------ INFORMATION SHOWN
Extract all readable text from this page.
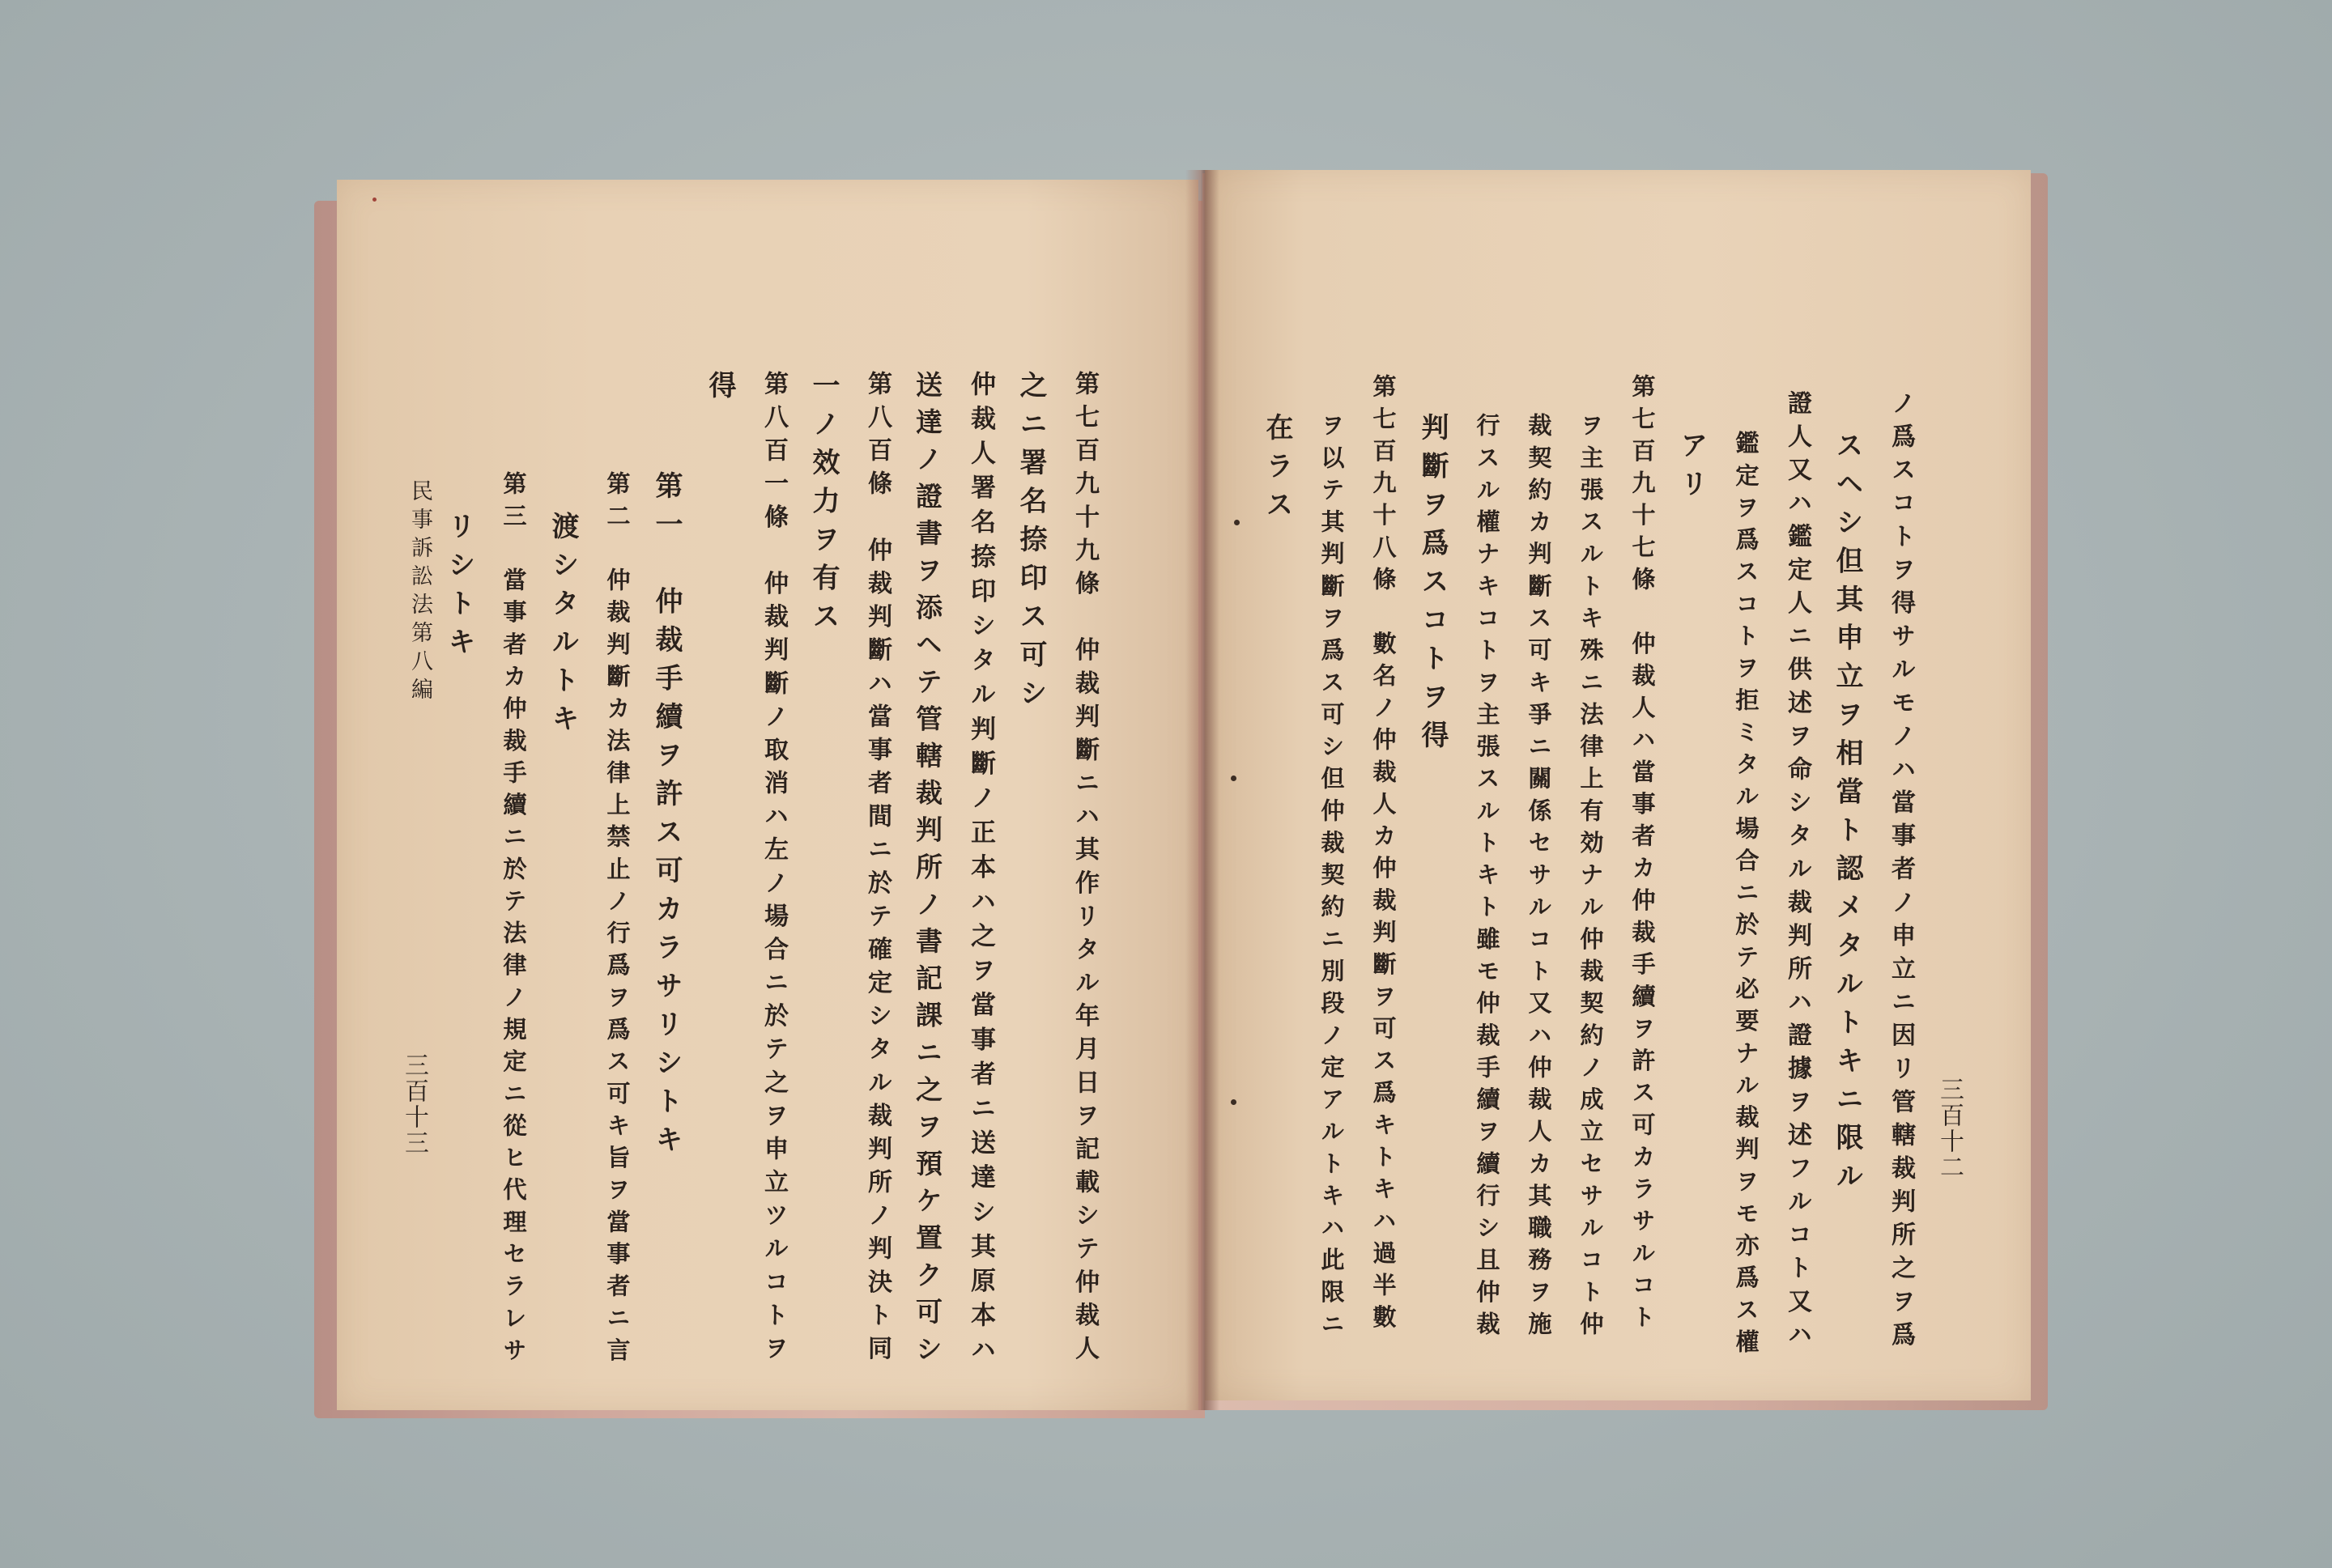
第七百九十九條　仲裁判斷ニハ其作リタル年月日ヲ記載シテ仲裁人
之ニ署名捺印ス可シ
仲裁人署名捺印シタル判斷ノ正本ハ之ヲ當事者ニ送達シ其原本ハ
送達ノ證書ヲ添ヘテ管轄裁判所ノ書記課ニ之ヲ預ケ置ク可シ
第八百條　仲裁判斷ハ當事者間ニ於テ確定シタル裁判所ノ判決ト同
一ノ效力ヲ有ス
第八百一條　仲裁判斷ノ取消ハ左ノ場合ニ於テ之ヲ申立ツルコトヲ
得
第一　仲裁手續ヲ許ス可カラサリシトキ
第二　仲裁判斷カ法律上禁止ノ行爲ヲ爲ス可キ旨ヲ當事者ニ言
渡シタルトキ
第三　當事者カ仲裁手續ニ於テ法律ノ規定ニ從ヒ代理セラレサ
リシトキ
民事訴訟法第八編
三百十三	三百十二
ノ爲スコトヲ得サルモノハ當事者ノ申立ニ因リ管轄裁判所之ヲ爲
スヘシ但其申立ヲ相當ト認メタルトキニ限ル
證人又ハ鑑定人ニ供述ヲ命シタル裁判所ハ證據ヲ述フルコト又ハ
鑑定ヲ爲スコトヲ拒ミタル場合ニ於テ必要ナル裁判ヲモ亦爲ス權
アリ
第七百九十七條　仲裁人ハ當事者カ仲裁手續ヲ許ス可カラサルコト
ヲ主張スルトキ殊ニ法律上有効ナル仲裁契約ノ成立セサルコト仲
裁契約カ判斷ス可キ爭ニ關係セサルコト又ハ仲裁人カ其職務ヲ施
行スル權ナキコトヲ主張スルトキト雖モ仲裁手續ヲ續行シ且仲裁
判斷ヲ爲スコトヲ得
第七百九十八條　數名ノ仲裁人カ仲裁判斷ヲ可ス爲キトキハ過半數
ヲ以テ其判斷ヲ爲ス可シ但仲裁契約ニ別段ノ定アルトキハ此限ニ
在ラス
------------
Can the entries above be repeated exactly, without their pictures?

Extract all readable text from this page.
第七百九十九條　仲裁判斷ニハ其作リタル年月日ヲ記載シテ仲裁人
之ニ署名捺印ス可シ
仲裁人署名捺印シタル判斷ノ正本ハ之ヲ當事者ニ送達シ其原本ハ
送達ノ證書ヲ添ヘテ管轄裁判所ノ書記課ニ之ヲ預ケ置ク可シ
第八百條　仲裁判斷ハ當事者間ニ於テ確定シタル裁判所ノ判決ト同
一ノ效力ヲ有ス
第八百一條　仲裁判斷ノ取消ハ左ノ場合ニ於テ之ヲ申立ツルコトヲ
得
第一　仲裁手續ヲ許ス可カラサリシトキ
第二　仲裁判斷カ法律上禁止ノ行爲ヲ爲ス可キ旨ヲ當事者ニ言
渡シタルトキ
第三　當事者カ仲裁手續ニ於テ法律ノ規定ニ從ヒ代理セラレサ
リシトキ
民事訴訟法第八編
三百十三	三百十二
ノ爲スコトヲ得サルモノハ當事者ノ申立ニ因リ管轄裁判所之ヲ爲
スヘシ但其申立ヲ相當ト認メタルトキニ限ル
證人又ハ鑑定人ニ供述ヲ命シタル裁判所ハ證據ヲ述フルコト又ハ
鑑定ヲ爲スコトヲ拒ミタル場合ニ於テ必要ナル裁判ヲモ亦爲ス權
アリ
第七百九十七條　仲裁人ハ當事者カ仲裁手續ヲ許ス可カラサルコト
ヲ主張スルトキ殊ニ法律上有効ナル仲裁契約ノ成立セサルコト仲
裁契約カ判斷ス可キ爭ニ關係セサルコト又ハ仲裁人カ其職務ヲ施
行スル權ナキコトヲ主張スルトキト雖モ仲裁手續ヲ續行シ且仲裁
判斷ヲ爲スコトヲ得
第七百九十八條　數名ノ仲裁人カ仲裁判斷ヲ可ス爲キトキハ過半數
ヲ以テ其判斷ヲ爲ス可シ但仲裁契約ニ別段ノ定アルトキハ此限ニ
在ラス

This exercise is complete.